:: Directions ::
For each line in the data below that holds "JSON", return a copy.

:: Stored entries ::
---+---

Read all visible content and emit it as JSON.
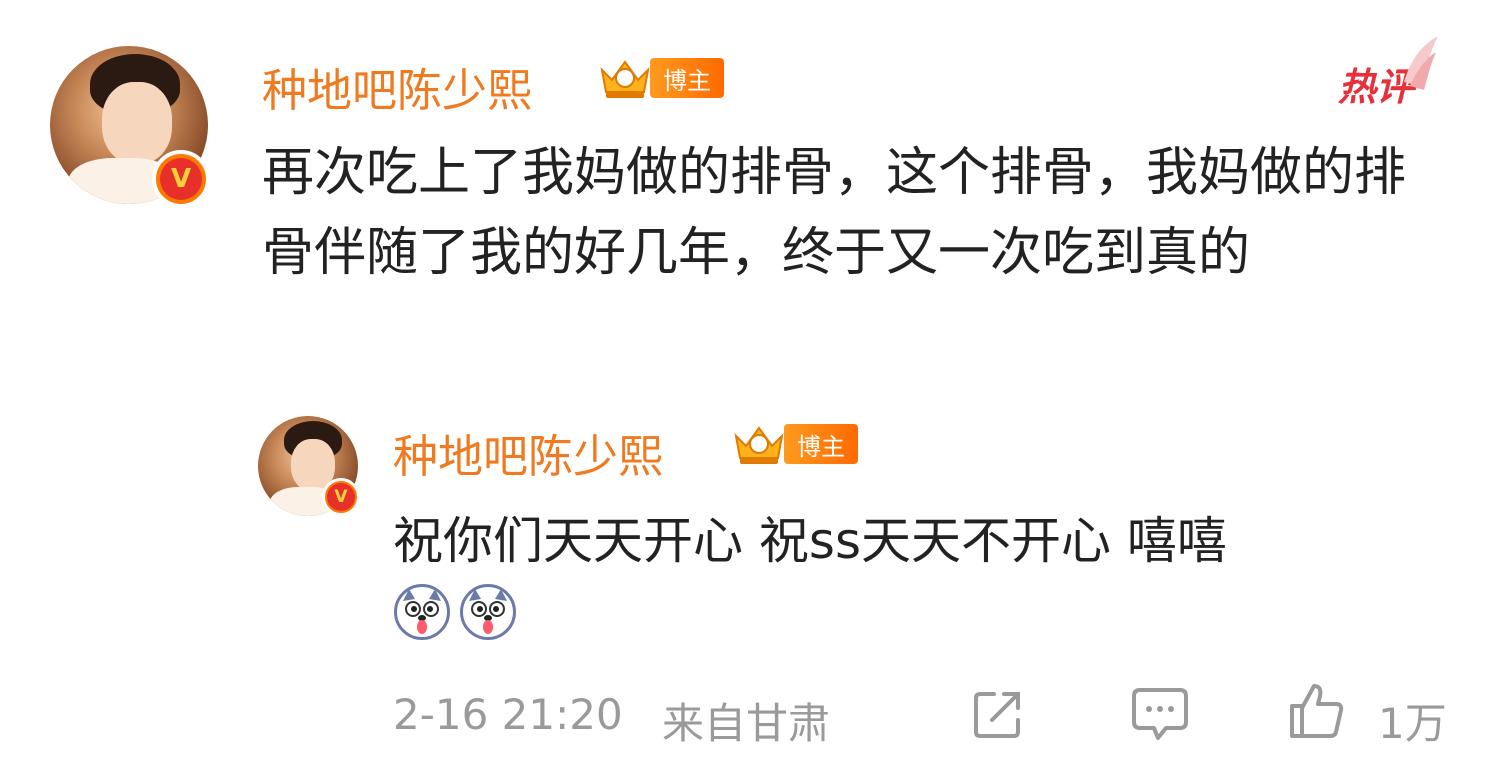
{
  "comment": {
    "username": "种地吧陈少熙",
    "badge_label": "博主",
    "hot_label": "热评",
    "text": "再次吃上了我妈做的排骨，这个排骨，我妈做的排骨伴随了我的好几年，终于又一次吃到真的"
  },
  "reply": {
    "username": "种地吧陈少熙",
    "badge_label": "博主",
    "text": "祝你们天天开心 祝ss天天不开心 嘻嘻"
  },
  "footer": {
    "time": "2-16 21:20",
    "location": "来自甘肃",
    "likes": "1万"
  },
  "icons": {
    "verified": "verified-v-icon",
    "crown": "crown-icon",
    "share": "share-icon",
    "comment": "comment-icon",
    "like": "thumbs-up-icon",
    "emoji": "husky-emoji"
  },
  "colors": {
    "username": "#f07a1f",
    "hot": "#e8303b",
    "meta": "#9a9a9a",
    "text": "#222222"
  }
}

---+---

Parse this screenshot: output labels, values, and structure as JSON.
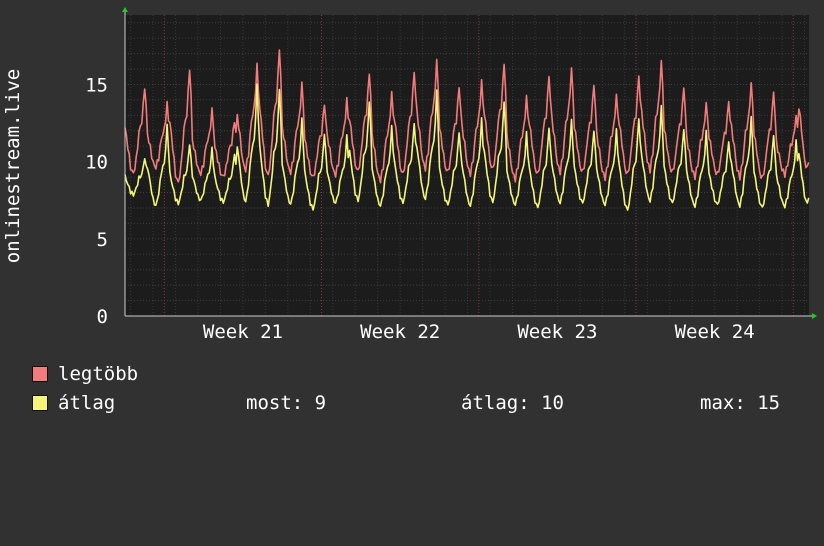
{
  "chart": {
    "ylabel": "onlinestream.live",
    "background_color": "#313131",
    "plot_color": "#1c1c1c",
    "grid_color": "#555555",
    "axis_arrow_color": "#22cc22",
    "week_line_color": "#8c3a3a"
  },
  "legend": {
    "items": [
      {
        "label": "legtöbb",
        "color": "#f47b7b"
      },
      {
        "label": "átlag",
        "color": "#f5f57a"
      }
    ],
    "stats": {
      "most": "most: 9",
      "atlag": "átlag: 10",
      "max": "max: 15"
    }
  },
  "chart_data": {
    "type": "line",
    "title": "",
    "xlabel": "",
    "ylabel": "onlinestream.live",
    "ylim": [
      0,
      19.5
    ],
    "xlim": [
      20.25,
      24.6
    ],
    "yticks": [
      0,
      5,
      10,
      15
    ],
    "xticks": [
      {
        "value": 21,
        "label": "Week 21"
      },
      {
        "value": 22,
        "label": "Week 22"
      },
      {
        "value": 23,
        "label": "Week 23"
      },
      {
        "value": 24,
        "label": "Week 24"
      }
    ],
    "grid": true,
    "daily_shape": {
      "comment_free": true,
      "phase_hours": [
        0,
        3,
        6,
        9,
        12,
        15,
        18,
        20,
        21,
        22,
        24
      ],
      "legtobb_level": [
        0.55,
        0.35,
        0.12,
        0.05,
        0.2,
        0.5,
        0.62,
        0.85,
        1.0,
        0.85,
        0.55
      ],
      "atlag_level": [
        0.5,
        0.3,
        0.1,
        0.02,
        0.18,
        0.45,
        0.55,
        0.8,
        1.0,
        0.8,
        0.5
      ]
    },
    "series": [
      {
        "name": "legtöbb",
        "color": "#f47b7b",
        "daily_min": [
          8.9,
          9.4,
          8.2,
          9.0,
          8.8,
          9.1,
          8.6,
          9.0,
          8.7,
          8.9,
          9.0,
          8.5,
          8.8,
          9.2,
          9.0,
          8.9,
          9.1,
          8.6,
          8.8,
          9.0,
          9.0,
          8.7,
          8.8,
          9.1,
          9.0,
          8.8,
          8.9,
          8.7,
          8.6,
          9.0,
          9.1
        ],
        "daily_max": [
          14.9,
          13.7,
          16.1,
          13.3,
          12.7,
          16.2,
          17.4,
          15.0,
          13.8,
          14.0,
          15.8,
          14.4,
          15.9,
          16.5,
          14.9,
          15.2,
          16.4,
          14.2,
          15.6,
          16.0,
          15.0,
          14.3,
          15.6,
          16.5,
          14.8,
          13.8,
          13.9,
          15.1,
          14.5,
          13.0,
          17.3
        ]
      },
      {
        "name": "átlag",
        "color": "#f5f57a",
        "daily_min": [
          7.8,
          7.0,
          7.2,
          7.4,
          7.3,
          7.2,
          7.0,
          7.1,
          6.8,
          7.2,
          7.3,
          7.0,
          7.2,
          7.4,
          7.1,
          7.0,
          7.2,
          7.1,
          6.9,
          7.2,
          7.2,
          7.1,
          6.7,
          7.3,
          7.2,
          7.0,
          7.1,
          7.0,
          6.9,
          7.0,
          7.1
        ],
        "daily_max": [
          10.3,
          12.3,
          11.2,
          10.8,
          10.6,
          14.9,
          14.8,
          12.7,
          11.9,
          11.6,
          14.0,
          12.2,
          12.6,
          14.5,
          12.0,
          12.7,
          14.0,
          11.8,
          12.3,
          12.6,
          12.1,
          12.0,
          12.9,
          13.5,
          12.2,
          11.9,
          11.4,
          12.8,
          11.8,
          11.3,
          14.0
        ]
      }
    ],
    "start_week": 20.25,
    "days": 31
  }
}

---+---

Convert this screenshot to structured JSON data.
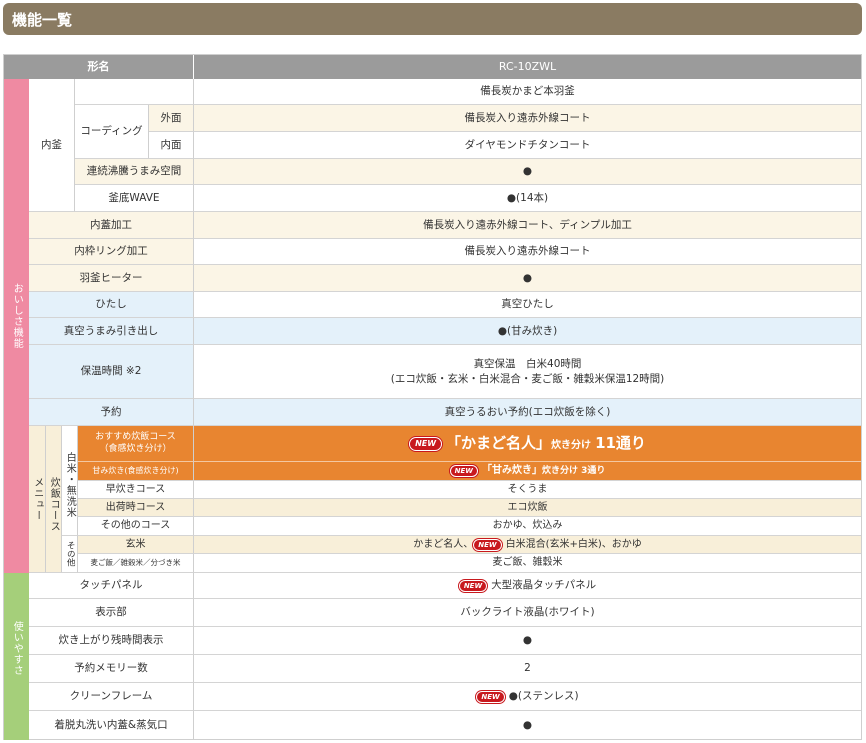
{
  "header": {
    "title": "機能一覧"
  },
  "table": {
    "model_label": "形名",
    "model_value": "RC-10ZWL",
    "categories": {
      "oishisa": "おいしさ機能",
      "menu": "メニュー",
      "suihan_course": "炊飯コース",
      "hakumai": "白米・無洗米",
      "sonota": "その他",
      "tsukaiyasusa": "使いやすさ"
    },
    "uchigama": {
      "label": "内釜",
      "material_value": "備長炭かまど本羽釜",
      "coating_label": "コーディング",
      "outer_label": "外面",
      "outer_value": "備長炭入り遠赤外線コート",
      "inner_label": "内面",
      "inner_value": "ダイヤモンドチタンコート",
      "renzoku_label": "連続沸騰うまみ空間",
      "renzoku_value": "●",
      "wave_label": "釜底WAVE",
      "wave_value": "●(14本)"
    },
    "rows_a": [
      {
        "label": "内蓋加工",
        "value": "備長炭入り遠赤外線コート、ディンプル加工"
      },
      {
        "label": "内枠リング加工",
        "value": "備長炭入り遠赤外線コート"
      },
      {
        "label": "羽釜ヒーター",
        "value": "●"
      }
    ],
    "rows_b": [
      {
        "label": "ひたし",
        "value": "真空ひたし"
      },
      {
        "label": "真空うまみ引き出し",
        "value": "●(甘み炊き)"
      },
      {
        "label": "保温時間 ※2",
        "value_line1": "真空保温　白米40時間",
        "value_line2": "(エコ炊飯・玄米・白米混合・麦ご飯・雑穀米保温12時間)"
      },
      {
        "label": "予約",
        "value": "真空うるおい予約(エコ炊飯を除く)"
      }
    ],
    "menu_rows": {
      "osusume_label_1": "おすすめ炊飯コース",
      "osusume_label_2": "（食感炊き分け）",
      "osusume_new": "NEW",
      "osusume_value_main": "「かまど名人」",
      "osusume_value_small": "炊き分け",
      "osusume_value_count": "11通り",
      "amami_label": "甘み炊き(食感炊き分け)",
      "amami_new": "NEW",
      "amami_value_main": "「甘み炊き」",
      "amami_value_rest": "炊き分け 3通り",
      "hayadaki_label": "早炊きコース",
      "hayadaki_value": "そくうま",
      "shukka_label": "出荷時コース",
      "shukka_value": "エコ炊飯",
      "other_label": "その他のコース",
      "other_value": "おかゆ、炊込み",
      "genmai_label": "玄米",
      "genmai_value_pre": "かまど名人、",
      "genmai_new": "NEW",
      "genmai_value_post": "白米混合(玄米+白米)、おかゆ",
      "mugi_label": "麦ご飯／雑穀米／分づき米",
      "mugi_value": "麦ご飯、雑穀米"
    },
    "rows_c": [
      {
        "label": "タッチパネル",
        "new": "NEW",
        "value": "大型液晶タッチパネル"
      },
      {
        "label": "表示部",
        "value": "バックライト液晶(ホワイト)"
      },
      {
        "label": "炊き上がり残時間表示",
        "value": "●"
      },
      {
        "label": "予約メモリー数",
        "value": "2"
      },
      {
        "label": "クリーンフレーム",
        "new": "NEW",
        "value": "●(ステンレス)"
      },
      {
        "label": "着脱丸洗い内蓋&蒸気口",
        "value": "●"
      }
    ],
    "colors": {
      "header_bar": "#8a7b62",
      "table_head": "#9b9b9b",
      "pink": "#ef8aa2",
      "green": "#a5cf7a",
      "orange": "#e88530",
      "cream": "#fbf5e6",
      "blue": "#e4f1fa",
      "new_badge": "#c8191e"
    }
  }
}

---+---

:: Task response ::
Read all visible content and emit it as JSON.
Parse this screenshot: output labels, values, and structure as JSON.
Convert this screenshot to structured JSON data.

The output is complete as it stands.